> **Exercise goal**:
Show every line containing "Bedürfnis" by copying it.

(Saved entries)

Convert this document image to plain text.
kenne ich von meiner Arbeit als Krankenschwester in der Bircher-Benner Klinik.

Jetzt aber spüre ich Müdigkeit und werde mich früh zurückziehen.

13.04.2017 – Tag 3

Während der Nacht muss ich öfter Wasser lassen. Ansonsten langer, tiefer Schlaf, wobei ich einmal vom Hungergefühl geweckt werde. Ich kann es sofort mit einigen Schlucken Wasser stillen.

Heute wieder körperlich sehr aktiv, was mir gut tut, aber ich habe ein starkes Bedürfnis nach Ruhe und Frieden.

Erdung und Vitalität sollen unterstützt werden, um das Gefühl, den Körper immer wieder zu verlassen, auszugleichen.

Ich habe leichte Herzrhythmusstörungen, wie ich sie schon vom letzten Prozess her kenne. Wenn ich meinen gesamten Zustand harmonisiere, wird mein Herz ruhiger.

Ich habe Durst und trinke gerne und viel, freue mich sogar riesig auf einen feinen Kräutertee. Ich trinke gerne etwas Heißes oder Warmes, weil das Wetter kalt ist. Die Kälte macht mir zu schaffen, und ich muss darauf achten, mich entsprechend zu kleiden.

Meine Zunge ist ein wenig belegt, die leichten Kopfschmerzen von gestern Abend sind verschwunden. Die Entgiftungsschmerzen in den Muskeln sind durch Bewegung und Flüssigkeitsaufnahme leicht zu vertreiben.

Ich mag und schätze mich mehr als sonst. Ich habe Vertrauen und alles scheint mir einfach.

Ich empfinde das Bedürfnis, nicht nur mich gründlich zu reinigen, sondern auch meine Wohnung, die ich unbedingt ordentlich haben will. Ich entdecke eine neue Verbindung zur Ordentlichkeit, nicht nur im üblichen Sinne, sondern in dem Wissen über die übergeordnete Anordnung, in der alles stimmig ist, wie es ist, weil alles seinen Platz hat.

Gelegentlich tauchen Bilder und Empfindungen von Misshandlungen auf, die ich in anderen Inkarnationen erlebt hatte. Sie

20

> **Answer to this task**:
Heute wieder körperlich sehr aktiv, was mir gut tut, aber ich habe ein starkes Bedürfnis nach Ruhe und Frieden.
Ich empfinde das Bedürfnis, nicht nur mich gründlich zu reinigen, sondern auch meine Wohnung, die ich unbedingt ordentlich haben will. Ich entdecke eine neue Verbindung zur Ordentlichkeit, nicht nur im üblichen Sinne, sondern in dem Wissen über die übergeordnete Anordnung, in der alles stimmig ist, wie es ist, weil alles seinen Platz hat.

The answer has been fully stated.